Limerick Workshop

2011 Limerick Workshop Program

W3C Workshop Program:
A Local Focus for the Multilingual Web
21-22 September 2011, Limerick, Ireland

Workshop sponsors

Become a sponsor.

The MultilingualWeb project is looking at best practices and standards related to all aspects of creating, localizing and deploying the Web multilingually. Coordinated by the W3C, the project aims to raise the visibility of existing best practices and standards and identify gaps. This third workshop in Limerick, Ireland, was hosted by the University of Limerick. The workshop was co-located with the 16th Annual LRC Conference.

Each main session on the first day contained a series of 15 minute talks followed by some time for questions and answers. On the second day, the workshop lasted for the morning only, and was dedicated to an Open Space discussion forum, where participants can discuss the themes of the workshop in breakout sessions. This was organized by TAUS. All attendees participated in all sessions.

The IRC log is the raw scribe log, which has not undergone careful post-editing and may contain errors or omissions. It should be read with that in mind. It constitutes the best efforts of the scribes to capture the gist of the talks and discussions that followed, in real time. IRC was used not only to capture notes on the talks, but can be followed in real time by remote participants, or participants with accessibility problems. People following on IRC can also add contributions to the flow of text themselves.

Where no link is provided to slides, we are still waiting to receive them. Some video links are unavailable because the speaker requested it. In two cases the speaker was unable to attend the workshop, but their slides are available. You can also find links to all videos on the VideoLectures workshop page. Thanks to VideoLectures for hosting the videos.

Related links: Workshop report • About W3C

21 September

0900

Welcome

Kieran Hodnett

Dean of the Faculty of Science and Engineering, University of Limerick

Brief welcome address

Richard Ishida

W3C Internationalization Activity Lead & MultilingualWeb Project Coordinator

Workshop logistics

0920

Keynote

Daniel Glazman

Disruptive Innovations / W3C CSS Working Group Co-Chair

Babel 2012 on the Web

abstract

If Open Web and Internet Standards were mostly western-centric in the early years, things have drastically changed. English is not any more the most common language on the net and the various standard bodies have improved the support for the languages and scripts of the world. The new cool kids on the block 2012 will be HTML5, CSS3, EPUB3 and this talk will show you how Standards are paving the way for the Multilingual Web.

(Data lines)
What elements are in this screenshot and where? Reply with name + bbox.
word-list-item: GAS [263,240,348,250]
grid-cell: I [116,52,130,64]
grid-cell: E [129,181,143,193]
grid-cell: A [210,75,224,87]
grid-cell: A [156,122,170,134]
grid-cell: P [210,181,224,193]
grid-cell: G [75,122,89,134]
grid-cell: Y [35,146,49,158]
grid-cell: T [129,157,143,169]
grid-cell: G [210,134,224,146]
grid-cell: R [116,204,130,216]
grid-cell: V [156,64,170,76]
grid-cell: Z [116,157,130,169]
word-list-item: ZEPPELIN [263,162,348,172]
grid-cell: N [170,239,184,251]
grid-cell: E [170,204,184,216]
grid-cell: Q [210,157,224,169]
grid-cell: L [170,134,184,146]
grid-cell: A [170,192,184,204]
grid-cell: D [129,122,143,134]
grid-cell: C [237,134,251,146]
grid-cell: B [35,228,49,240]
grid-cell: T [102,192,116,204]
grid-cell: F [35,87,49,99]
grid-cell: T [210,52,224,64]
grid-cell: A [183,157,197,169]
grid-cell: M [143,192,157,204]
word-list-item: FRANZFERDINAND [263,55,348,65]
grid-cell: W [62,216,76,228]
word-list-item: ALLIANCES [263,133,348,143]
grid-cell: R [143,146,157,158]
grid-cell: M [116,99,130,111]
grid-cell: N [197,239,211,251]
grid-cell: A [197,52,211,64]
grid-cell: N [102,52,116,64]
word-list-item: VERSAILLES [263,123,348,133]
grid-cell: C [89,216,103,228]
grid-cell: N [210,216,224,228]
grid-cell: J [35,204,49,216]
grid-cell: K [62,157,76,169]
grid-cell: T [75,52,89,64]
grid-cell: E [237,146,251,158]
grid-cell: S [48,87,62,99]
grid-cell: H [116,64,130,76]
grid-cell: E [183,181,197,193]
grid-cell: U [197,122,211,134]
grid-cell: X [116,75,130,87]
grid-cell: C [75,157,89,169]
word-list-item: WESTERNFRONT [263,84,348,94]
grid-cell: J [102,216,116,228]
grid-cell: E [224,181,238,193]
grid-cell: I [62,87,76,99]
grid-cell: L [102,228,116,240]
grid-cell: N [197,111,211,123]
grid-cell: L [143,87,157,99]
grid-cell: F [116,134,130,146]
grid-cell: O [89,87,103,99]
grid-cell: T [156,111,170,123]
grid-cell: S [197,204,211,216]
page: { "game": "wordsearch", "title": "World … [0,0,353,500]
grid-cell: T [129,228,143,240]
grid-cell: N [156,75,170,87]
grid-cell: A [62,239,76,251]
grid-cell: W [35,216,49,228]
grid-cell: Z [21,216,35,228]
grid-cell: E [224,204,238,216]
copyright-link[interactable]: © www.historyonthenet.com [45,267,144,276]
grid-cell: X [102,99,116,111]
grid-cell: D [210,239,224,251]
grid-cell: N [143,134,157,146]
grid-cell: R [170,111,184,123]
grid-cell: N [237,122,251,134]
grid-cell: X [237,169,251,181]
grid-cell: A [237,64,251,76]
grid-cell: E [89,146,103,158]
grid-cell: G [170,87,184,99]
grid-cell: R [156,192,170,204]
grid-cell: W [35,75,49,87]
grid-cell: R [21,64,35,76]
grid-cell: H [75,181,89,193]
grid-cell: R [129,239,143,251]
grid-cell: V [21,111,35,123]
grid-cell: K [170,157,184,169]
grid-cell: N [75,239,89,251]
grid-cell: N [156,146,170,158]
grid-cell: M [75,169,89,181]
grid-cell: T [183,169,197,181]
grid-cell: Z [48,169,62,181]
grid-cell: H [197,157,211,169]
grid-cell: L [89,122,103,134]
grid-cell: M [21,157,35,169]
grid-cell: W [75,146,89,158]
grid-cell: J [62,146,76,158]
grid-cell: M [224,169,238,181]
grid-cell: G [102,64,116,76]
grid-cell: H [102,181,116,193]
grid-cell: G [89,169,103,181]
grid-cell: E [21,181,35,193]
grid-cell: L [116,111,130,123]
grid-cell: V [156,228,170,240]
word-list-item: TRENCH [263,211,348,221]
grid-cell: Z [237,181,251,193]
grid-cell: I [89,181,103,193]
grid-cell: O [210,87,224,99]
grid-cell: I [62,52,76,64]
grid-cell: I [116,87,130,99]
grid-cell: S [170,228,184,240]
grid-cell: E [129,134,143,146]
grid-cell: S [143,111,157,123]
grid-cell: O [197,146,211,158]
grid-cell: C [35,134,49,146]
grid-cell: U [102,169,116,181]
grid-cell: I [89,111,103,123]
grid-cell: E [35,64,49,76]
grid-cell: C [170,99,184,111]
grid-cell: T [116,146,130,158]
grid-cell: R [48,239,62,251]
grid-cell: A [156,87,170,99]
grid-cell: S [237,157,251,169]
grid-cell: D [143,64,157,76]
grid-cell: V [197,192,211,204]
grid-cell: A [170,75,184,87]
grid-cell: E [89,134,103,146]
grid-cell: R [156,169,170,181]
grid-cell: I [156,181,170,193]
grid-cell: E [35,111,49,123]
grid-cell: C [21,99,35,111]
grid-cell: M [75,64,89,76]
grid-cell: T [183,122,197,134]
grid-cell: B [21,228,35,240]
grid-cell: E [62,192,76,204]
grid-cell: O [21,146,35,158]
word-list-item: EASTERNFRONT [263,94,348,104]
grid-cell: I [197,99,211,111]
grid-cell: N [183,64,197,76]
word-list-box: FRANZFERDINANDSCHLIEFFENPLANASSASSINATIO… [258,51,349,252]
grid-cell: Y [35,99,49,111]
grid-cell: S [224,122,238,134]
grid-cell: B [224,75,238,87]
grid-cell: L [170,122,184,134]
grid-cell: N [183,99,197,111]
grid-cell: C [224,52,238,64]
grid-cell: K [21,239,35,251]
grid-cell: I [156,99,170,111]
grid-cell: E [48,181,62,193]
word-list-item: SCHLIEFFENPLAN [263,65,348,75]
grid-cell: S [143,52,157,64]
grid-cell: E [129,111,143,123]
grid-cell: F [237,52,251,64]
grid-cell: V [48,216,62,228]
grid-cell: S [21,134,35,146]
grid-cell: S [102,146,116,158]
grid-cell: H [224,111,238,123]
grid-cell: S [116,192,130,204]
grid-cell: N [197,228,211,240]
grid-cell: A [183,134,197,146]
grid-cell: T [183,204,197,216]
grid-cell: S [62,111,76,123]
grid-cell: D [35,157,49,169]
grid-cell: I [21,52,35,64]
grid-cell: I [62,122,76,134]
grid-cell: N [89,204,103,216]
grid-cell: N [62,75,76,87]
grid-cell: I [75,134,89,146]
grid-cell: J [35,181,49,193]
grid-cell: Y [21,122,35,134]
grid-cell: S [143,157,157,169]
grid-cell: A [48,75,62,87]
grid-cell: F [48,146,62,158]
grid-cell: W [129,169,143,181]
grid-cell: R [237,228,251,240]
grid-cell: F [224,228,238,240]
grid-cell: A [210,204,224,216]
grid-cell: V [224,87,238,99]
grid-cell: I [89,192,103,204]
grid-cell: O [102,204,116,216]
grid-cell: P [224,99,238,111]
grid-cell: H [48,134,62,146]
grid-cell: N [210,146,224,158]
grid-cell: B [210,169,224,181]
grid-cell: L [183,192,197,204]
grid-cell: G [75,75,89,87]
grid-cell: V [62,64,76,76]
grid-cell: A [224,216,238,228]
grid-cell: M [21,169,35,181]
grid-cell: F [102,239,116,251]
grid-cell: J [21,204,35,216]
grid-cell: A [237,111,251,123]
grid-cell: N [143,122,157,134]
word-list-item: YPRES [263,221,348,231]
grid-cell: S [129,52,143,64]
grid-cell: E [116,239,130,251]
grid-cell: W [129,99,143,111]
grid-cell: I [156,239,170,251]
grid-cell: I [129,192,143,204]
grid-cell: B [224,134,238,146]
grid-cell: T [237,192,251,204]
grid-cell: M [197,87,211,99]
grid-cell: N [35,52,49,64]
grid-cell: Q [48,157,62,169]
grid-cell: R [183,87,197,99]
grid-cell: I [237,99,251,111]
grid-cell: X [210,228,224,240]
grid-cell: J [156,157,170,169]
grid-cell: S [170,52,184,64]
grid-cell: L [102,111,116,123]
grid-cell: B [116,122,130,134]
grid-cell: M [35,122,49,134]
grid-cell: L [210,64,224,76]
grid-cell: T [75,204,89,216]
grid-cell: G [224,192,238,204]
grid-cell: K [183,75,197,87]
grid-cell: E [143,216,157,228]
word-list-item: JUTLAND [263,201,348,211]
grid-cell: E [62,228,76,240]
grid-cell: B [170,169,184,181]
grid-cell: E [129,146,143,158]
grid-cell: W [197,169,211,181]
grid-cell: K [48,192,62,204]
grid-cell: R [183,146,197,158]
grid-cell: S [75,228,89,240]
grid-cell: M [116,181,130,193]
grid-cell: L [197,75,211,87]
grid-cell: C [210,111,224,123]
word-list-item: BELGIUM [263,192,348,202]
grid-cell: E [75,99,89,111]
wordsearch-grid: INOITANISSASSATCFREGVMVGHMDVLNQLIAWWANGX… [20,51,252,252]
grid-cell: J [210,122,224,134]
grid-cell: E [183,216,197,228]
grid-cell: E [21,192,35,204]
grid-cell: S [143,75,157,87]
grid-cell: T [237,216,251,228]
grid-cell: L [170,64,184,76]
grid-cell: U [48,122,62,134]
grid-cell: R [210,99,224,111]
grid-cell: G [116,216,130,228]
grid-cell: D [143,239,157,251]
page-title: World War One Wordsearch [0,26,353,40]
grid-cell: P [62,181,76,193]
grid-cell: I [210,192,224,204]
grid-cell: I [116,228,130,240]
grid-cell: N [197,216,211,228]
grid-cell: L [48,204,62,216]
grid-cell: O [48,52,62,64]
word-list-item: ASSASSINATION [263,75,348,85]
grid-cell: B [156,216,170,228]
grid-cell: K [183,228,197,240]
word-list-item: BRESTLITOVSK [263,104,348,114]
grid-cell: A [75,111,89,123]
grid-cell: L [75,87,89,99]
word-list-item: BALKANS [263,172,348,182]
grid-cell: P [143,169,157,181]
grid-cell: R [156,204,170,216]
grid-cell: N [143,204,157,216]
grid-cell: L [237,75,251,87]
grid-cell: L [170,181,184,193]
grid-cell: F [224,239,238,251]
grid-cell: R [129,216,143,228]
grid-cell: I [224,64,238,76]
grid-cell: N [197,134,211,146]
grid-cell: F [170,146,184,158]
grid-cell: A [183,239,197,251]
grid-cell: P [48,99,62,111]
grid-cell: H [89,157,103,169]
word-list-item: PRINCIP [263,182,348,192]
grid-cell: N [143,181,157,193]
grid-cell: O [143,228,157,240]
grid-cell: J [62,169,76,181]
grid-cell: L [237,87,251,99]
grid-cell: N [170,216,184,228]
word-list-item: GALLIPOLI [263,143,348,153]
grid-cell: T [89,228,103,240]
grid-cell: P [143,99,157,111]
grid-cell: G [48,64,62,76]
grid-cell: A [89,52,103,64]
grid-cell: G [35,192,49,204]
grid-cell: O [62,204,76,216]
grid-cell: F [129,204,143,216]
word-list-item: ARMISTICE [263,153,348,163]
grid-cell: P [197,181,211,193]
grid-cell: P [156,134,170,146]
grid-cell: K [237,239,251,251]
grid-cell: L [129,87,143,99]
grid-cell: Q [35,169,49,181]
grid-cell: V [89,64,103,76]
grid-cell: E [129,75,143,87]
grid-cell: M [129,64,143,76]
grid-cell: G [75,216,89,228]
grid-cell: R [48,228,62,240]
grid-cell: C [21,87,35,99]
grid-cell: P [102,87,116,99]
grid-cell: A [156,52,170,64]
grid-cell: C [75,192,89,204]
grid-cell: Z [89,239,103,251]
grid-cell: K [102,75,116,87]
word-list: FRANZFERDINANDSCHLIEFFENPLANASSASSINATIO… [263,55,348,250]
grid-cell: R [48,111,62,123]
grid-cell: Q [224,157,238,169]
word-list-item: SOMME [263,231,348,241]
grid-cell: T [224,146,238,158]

• **YOUR TASKS**:
1. Answer these questions about the workshop program:
(a) Which institution hosted the third workshop in Limerick?
(b) Which organization organized the Open Space discussion forum on the second day?
(c) At what time does the keynote begin on 21 September?
2. Transcribe the entries word for word, everything from the first one down to the line containing "grid-cell: E [183,181,197,193]", including that line.

• **EXERCISE SOLUTIONS**:
1.
(a) The University of Limerick
(b) TAUS
(c) 0920

2.
What elements are in this screenshot and where? Reply with name + bbox.
word-list-item: GAS [263,240,348,250]
grid-cell: I [116,52,130,64]
grid-cell: E [129,181,143,193]
grid-cell: A [210,75,224,87]
grid-cell: A [156,122,170,134]
grid-cell: P [210,181,224,193]
grid-cell: G [75,122,89,134]
grid-cell: Y [35,146,49,158]
grid-cell: T [129,157,143,169]
grid-cell: G [210,134,224,146]
grid-cell: R [116,204,130,216]
grid-cell: V [156,64,170,76]
grid-cell: Z [116,157,130,169]
word-list-item: ZEPPELIN [263,162,348,172]
grid-cell: N [170,239,184,251]
grid-cell: E [170,204,184,216]
grid-cell: Q [210,157,224,169]
grid-cell: L [170,134,184,146]
grid-cell: A [170,192,184,204]
grid-cell: D [129,122,143,134]
grid-cell: C [237,134,251,146]
grid-cell: B [35,228,49,240]
grid-cell: T [102,192,116,204]
grid-cell: F [35,87,49,99]
grid-cell: T [210,52,224,64]
grid-cell: A [183,157,197,169]
grid-cell: M [143,192,157,204]
word-list-item: FRANZFERDINAND [263,55,348,65]
grid-cell: W [62,216,76,228]
word-list-item: ALLIANCES [263,133,348,143]
grid-cell: R [143,146,157,158]
grid-cell: M [116,99,130,111]
grid-cell: N [197,239,211,251]
grid-cell: A [197,52,211,64]
grid-cell: N [102,52,116,64]
word-list-item: VERSAILLES [263,123,348,133]
grid-cell: C [89,216,103,228]
grid-cell: N [210,216,224,228]
grid-cell: J [35,204,49,216]
grid-cell: K [62,157,76,169]
grid-cell: T [75,52,89,64]
grid-cell: E [237,146,251,158]
grid-cell: S [48,87,62,99]
grid-cell: H [116,64,130,76]
grid-cell: E [183,181,197,193]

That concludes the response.